▶ [WHAT IS BEING ASKED]:
Identify each line holding the string "into" and copy it.

▶ [GIVEN DATA]:
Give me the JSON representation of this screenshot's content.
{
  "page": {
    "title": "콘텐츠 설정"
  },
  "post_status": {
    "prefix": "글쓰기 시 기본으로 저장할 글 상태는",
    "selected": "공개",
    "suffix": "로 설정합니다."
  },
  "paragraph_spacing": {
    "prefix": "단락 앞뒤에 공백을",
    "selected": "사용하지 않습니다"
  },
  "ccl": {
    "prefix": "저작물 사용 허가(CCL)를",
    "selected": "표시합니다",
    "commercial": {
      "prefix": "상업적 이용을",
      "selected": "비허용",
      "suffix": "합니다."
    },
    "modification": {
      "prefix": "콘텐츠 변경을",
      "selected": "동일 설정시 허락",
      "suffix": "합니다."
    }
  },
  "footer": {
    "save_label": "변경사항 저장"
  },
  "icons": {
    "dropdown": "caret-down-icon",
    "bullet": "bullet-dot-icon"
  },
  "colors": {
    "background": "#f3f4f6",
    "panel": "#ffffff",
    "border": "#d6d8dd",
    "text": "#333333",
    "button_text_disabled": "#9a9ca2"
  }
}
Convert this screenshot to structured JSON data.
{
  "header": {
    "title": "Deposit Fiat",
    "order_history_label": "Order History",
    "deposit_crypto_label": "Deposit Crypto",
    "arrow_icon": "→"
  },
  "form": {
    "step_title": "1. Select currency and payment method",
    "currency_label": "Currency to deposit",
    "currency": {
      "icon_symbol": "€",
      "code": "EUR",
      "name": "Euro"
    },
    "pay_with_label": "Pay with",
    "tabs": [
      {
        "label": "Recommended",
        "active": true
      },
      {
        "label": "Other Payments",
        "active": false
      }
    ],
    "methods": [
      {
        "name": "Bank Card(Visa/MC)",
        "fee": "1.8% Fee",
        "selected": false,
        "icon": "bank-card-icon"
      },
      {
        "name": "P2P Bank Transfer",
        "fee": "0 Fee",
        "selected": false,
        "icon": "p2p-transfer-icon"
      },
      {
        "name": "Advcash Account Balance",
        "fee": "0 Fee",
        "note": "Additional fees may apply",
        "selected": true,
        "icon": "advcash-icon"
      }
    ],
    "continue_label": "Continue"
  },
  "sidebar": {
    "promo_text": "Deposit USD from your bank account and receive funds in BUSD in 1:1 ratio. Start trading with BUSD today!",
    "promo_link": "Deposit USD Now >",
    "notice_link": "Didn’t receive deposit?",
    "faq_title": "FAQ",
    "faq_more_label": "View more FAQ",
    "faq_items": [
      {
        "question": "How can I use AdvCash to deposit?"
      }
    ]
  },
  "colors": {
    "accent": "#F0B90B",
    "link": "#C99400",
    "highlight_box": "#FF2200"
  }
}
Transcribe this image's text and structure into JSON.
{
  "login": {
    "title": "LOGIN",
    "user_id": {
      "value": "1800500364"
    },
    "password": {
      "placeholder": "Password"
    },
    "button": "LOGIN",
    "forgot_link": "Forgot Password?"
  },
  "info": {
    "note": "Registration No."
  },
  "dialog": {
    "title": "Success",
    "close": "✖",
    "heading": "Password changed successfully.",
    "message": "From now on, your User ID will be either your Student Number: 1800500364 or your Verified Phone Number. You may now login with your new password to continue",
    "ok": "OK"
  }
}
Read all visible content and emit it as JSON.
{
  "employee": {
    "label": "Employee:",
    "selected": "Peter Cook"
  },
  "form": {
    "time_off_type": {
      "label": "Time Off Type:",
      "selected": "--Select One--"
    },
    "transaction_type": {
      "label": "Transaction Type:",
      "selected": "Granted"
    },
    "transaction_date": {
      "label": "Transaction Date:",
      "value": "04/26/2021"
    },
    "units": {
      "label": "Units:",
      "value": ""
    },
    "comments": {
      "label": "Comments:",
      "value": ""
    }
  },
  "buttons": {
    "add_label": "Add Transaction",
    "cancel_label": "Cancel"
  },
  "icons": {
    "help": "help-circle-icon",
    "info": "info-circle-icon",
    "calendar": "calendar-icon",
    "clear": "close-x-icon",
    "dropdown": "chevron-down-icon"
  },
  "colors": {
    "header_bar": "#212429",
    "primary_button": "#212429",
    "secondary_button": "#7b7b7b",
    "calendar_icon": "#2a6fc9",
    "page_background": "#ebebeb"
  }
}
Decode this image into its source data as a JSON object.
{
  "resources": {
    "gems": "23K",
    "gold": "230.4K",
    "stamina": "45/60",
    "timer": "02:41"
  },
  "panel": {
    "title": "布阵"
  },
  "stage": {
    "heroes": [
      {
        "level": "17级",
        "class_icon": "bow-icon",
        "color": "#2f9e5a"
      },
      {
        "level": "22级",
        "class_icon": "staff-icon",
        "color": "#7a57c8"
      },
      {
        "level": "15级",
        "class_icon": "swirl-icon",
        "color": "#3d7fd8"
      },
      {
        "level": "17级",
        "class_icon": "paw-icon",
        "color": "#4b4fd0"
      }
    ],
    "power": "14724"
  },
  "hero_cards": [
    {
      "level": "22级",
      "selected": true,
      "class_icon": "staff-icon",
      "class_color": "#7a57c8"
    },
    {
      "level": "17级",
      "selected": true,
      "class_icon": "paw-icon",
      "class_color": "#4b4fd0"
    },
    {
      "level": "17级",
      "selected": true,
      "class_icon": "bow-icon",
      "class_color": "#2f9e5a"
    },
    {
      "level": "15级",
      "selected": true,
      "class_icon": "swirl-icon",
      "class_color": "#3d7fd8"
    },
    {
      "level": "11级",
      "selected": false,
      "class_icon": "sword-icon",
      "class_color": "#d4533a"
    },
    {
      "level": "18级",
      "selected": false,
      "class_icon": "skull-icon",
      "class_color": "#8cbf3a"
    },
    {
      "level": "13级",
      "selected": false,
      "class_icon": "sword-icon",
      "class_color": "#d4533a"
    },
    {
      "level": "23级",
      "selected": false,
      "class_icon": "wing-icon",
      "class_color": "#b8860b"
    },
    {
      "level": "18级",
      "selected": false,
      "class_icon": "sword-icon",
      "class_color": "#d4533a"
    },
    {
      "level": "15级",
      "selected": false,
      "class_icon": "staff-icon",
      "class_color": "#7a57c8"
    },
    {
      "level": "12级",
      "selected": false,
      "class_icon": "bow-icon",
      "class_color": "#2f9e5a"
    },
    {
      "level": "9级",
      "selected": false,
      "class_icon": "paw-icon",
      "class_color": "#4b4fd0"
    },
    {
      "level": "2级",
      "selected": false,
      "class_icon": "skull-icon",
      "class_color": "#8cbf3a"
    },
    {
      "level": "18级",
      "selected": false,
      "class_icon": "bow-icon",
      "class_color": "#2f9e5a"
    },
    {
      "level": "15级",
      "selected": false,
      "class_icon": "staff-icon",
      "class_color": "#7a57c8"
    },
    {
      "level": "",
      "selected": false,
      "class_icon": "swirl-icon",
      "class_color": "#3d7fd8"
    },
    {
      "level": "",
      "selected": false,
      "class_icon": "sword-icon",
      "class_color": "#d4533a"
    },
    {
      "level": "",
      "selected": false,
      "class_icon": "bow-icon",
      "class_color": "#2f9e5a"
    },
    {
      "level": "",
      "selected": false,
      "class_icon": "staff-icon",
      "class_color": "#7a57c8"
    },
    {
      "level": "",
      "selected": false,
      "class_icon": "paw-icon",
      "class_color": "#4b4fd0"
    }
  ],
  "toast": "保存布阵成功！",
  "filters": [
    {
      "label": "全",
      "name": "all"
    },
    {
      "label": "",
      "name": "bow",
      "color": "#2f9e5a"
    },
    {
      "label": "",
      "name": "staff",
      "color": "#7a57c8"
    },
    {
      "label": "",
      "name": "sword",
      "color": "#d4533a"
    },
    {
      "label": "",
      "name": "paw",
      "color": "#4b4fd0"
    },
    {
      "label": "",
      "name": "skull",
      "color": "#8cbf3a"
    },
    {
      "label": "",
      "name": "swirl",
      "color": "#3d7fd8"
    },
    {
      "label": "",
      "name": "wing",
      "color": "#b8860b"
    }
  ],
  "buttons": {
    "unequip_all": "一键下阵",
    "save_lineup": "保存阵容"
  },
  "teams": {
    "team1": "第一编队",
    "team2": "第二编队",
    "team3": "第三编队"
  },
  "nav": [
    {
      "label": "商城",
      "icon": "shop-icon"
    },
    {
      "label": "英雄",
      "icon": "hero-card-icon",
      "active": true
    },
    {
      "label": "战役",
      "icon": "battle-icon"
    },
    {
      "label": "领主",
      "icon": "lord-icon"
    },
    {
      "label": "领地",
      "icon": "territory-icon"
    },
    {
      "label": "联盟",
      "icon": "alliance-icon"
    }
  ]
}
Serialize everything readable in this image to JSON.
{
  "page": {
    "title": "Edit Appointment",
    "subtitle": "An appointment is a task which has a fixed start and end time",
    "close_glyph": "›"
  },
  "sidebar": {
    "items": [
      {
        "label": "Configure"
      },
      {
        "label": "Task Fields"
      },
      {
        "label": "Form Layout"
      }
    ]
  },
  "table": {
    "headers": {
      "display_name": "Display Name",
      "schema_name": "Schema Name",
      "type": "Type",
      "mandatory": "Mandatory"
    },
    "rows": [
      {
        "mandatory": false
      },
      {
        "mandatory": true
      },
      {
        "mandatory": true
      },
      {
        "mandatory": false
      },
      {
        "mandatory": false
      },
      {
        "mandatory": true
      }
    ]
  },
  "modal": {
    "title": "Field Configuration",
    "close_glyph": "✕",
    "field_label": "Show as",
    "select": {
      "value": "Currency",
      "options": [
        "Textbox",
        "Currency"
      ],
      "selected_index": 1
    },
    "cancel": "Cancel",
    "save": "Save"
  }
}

▶ [WRITTEN SOLUTION]:
Transcribe this image's text and structure into JSON.
Decode this image into its source data as a JSON object.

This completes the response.